- **Short exercise**
Find every line containing the word "공동수급체" in the records below; report only how many there are.
── Data rows ──
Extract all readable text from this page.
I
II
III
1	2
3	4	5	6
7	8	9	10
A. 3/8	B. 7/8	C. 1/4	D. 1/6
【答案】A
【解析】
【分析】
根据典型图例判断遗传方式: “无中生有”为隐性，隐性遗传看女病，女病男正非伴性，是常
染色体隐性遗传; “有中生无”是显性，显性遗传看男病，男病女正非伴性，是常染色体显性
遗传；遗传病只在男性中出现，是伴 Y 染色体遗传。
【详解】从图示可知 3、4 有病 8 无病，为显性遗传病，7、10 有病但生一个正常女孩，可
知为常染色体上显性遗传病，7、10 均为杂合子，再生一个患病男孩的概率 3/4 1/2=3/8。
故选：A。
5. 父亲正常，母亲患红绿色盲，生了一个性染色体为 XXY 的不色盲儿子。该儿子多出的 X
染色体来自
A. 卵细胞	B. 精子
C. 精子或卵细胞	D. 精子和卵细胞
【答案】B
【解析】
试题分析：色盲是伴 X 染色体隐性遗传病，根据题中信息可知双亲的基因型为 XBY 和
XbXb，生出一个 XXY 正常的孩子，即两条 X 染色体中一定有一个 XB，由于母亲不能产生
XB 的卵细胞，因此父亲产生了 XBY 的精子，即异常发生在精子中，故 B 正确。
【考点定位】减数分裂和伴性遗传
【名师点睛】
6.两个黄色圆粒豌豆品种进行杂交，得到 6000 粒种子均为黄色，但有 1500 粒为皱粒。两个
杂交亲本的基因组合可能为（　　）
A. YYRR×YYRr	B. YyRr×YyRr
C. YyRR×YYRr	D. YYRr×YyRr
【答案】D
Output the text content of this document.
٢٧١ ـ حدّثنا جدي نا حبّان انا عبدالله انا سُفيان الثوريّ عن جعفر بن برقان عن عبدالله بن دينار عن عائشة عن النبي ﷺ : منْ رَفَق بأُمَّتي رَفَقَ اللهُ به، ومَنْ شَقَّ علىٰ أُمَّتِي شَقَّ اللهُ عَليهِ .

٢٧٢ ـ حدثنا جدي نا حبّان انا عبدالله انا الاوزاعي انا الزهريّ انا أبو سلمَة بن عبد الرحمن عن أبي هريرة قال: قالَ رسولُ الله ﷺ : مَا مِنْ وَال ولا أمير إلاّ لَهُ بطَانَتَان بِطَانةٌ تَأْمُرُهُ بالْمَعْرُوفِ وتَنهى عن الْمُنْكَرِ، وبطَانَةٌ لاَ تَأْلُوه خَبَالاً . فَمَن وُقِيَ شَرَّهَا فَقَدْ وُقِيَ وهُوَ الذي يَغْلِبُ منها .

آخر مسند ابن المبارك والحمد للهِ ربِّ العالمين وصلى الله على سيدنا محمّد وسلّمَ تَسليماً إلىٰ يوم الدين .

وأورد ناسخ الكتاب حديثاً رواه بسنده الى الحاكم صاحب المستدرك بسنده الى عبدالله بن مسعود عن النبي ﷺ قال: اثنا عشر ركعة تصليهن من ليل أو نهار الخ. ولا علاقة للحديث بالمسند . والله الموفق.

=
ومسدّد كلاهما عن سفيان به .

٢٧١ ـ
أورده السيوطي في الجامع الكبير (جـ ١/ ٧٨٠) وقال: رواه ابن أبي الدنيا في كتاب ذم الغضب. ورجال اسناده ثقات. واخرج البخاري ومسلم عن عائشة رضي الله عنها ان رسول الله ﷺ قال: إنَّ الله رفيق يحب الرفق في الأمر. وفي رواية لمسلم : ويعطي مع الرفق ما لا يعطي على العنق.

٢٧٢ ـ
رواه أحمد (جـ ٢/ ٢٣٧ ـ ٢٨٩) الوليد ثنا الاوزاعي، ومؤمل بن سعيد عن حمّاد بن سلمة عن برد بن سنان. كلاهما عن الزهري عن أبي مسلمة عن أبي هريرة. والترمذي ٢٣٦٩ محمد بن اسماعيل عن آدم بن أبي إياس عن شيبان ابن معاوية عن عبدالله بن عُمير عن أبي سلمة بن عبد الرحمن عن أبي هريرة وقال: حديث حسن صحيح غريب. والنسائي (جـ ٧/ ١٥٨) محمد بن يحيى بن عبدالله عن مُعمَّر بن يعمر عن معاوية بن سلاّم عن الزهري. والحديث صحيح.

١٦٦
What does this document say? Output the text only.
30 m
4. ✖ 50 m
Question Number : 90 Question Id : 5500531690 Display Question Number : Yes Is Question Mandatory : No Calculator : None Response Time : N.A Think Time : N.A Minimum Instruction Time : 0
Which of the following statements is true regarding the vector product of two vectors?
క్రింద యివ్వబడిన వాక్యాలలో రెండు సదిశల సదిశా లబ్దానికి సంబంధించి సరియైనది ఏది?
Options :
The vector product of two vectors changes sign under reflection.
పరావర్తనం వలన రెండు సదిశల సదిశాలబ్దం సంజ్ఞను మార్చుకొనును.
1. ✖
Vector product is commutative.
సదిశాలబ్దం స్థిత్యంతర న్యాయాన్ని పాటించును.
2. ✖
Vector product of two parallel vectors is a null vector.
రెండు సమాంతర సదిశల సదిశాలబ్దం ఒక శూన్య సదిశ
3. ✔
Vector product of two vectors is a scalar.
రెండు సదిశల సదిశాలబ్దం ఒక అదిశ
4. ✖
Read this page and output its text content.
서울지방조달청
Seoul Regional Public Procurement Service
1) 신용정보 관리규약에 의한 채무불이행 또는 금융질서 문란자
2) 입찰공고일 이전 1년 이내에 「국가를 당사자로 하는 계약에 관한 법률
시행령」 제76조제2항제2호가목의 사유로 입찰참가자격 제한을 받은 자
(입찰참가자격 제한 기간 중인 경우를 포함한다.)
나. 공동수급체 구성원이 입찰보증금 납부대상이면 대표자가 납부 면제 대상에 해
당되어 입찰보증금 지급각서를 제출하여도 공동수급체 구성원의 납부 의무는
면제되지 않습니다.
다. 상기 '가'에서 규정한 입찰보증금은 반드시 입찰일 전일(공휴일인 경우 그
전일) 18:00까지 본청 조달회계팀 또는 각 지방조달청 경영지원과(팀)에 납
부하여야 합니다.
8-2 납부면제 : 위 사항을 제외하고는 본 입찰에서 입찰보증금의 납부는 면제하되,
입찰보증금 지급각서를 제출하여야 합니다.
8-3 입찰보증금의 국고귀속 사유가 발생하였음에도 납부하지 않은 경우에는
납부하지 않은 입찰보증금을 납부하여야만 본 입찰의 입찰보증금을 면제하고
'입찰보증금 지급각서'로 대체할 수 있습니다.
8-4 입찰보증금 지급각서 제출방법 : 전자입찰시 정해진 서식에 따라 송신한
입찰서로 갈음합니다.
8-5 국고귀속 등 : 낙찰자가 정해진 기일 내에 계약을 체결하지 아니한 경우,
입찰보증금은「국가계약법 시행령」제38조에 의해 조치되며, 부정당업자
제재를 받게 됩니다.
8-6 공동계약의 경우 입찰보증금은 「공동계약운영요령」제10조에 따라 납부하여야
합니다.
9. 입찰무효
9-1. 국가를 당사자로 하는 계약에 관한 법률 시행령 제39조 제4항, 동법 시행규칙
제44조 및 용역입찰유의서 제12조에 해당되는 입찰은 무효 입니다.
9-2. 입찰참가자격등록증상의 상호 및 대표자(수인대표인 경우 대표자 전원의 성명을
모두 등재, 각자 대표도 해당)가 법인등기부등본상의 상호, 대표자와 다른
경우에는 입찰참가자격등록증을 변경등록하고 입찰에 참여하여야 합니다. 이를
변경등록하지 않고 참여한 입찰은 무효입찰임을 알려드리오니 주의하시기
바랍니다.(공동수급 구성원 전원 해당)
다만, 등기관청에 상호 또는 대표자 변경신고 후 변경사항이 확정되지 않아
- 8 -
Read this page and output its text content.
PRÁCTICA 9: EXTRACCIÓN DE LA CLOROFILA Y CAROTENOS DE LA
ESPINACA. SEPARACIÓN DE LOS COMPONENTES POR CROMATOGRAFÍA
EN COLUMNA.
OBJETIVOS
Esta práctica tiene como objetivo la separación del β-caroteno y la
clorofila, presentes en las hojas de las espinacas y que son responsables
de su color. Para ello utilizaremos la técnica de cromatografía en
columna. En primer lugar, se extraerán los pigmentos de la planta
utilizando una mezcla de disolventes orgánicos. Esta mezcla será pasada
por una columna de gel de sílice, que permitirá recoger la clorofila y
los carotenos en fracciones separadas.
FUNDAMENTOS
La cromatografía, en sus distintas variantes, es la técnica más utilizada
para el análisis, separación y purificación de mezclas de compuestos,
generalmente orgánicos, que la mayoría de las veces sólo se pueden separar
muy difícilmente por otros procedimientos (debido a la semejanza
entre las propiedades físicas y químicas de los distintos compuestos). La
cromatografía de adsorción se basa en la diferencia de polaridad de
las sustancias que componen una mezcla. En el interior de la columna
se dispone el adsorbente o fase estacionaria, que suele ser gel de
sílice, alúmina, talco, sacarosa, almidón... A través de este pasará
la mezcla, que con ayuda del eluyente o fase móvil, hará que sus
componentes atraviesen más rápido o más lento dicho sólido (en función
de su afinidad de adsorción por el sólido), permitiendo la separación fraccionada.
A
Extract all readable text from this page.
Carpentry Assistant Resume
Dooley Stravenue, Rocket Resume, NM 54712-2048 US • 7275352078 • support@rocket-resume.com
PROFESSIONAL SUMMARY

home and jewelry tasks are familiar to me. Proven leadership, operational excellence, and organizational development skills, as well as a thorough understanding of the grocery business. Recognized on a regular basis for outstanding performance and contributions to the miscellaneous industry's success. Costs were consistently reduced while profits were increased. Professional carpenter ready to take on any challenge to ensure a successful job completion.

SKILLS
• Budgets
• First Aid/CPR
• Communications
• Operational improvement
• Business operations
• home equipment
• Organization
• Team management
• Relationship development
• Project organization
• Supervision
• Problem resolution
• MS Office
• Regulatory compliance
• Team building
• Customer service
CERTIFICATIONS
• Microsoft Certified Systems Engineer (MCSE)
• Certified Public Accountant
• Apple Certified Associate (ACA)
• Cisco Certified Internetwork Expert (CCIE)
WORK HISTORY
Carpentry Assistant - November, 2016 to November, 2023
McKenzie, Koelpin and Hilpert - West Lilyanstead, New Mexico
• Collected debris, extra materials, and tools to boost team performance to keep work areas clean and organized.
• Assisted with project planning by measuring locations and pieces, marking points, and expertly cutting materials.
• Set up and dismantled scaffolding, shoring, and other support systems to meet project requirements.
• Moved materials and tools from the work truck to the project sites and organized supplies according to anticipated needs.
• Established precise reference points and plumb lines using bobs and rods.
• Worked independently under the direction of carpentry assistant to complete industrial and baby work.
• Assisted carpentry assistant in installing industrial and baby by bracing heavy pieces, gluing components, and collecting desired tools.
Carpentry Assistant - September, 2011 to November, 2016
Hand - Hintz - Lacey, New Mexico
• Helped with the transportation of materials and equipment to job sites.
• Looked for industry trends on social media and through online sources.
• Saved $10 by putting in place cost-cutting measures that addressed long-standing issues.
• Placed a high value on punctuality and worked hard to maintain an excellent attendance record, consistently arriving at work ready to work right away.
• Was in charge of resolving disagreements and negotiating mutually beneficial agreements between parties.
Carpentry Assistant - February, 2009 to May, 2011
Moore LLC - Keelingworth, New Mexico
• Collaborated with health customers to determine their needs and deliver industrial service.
───
- **Written response**
2